Pull out every line with the word "structured".

━━ Data

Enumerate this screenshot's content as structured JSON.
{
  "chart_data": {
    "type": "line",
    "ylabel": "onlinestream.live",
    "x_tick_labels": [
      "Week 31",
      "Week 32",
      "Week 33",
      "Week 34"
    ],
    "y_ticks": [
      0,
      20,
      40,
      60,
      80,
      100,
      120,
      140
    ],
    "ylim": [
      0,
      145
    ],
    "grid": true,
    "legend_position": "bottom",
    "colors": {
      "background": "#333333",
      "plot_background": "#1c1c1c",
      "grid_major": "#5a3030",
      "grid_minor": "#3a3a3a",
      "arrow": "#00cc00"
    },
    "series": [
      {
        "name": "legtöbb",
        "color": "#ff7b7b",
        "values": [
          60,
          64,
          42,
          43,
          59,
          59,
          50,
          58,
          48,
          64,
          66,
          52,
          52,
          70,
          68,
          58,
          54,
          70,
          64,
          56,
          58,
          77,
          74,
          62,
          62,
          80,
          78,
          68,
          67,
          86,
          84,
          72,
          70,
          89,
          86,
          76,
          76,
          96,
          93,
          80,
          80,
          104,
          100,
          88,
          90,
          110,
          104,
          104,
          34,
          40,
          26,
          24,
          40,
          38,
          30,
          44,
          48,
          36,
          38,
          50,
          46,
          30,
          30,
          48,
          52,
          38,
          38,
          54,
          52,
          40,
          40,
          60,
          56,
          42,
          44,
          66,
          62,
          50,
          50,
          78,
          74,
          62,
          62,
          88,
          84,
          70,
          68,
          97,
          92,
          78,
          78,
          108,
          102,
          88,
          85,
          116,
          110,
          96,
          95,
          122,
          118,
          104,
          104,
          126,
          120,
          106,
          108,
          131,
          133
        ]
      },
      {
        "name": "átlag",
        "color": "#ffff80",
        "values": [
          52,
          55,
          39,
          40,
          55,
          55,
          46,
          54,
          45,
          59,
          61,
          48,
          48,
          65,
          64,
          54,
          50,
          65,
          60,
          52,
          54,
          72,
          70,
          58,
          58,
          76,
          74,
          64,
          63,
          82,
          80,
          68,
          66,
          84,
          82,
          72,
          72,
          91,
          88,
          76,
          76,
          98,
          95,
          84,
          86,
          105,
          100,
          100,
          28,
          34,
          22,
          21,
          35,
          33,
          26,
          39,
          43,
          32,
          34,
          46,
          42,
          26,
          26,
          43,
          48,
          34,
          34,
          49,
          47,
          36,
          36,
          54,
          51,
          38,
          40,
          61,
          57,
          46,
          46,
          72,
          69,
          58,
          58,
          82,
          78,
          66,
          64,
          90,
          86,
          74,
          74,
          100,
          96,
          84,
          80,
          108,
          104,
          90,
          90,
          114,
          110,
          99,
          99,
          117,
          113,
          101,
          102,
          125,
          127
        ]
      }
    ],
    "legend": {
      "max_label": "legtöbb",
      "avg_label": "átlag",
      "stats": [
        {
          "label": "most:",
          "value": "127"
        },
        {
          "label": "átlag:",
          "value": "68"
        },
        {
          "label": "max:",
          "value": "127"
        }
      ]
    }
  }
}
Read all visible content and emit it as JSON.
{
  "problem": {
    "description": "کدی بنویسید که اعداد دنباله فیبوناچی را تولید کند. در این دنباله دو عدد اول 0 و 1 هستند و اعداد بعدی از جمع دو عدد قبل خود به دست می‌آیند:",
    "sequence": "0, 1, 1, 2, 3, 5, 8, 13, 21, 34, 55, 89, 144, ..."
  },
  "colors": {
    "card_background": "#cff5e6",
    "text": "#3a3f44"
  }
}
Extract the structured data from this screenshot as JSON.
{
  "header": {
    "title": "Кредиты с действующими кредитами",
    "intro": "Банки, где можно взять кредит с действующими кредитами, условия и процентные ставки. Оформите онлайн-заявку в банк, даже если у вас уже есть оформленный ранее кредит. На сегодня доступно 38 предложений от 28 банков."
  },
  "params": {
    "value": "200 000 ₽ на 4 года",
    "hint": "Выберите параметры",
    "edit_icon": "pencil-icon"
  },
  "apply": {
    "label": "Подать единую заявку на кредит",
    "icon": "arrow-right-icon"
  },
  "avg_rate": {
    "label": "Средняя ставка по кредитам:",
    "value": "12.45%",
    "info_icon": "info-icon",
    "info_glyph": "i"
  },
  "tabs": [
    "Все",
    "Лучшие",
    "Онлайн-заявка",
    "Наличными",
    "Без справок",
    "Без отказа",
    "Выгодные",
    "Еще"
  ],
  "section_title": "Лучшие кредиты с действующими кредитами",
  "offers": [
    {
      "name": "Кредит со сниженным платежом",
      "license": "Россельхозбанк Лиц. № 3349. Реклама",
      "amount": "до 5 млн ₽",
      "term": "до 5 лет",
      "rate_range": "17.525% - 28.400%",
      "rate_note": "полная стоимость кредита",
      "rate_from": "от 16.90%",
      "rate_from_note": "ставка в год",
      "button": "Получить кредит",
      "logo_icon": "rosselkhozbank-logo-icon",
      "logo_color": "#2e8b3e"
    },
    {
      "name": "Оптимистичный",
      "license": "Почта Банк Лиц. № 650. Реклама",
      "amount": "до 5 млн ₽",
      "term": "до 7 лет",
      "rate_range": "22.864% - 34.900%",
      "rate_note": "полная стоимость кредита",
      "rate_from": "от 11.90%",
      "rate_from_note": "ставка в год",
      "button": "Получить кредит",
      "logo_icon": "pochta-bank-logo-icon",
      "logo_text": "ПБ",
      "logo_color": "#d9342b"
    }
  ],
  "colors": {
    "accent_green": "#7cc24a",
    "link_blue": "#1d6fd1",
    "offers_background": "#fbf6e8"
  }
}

━━━━

• Result for this exercise
Enumerate this screenshot's content as structured JSON.
Extract the structured data from this screenshot as JSON.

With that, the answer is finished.